__What you need to do__: Scan the material for the word "data", and copy each line where it shows up.

__Listed entries__:
»»
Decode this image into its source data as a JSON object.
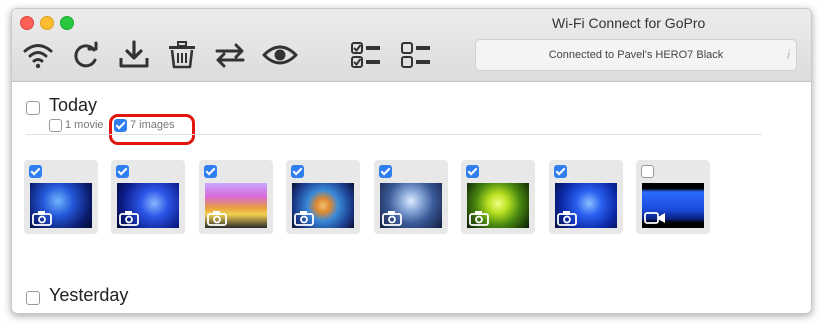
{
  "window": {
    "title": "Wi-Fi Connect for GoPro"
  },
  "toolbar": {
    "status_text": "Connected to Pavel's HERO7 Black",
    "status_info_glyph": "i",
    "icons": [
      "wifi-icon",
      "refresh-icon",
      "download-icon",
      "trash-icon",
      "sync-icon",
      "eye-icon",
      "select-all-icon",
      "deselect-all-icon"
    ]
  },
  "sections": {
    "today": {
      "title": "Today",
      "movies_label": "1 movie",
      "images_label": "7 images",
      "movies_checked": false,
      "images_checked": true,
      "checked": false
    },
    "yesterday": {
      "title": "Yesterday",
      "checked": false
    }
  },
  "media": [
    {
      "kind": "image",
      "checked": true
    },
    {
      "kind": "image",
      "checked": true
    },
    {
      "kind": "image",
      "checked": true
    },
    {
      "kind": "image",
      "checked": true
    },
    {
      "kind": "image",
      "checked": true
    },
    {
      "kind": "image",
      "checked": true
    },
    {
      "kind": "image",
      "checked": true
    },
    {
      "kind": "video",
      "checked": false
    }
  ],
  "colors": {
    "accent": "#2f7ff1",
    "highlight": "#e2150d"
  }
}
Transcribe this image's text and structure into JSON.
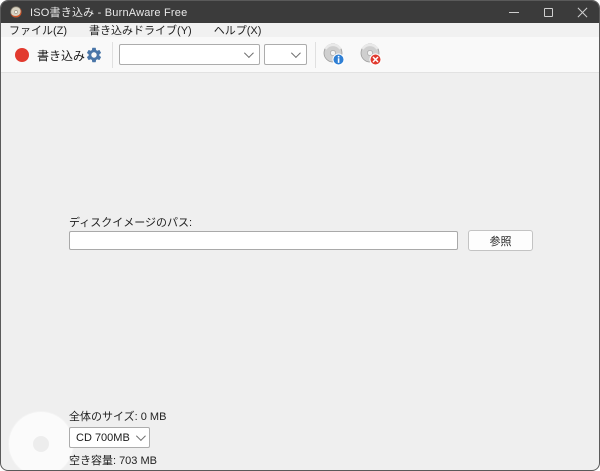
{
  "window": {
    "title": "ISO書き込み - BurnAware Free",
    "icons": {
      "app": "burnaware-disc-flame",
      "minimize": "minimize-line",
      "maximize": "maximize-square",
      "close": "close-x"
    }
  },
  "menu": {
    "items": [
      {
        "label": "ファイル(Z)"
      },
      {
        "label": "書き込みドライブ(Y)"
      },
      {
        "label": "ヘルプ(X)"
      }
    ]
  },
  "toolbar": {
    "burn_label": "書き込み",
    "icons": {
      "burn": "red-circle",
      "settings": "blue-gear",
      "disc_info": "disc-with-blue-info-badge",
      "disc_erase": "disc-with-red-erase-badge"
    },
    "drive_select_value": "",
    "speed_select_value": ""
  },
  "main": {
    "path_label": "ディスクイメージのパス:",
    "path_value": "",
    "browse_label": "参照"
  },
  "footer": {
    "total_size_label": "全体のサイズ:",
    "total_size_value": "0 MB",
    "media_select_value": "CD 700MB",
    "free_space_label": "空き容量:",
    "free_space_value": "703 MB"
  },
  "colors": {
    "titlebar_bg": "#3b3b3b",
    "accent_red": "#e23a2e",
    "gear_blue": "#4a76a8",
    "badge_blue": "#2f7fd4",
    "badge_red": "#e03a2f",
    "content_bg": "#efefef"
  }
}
««
»»
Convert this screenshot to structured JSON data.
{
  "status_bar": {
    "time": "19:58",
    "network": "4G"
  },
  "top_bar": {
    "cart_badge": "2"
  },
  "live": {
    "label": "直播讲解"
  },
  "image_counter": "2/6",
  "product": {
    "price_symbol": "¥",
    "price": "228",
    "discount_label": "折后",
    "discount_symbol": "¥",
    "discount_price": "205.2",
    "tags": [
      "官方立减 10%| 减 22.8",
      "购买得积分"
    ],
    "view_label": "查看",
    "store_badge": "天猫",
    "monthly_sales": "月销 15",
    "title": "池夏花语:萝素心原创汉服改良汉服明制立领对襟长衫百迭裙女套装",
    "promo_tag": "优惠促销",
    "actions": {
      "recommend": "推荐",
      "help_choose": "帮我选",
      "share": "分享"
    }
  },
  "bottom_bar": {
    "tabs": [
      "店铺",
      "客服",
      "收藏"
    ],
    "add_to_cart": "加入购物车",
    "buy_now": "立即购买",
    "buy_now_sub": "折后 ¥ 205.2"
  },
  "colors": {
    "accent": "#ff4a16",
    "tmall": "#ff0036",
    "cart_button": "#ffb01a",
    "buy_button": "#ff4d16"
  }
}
««
__Answer in full__:
Decode this image into its source data as a JSON object.
Convert this screenshot to structured JSON data.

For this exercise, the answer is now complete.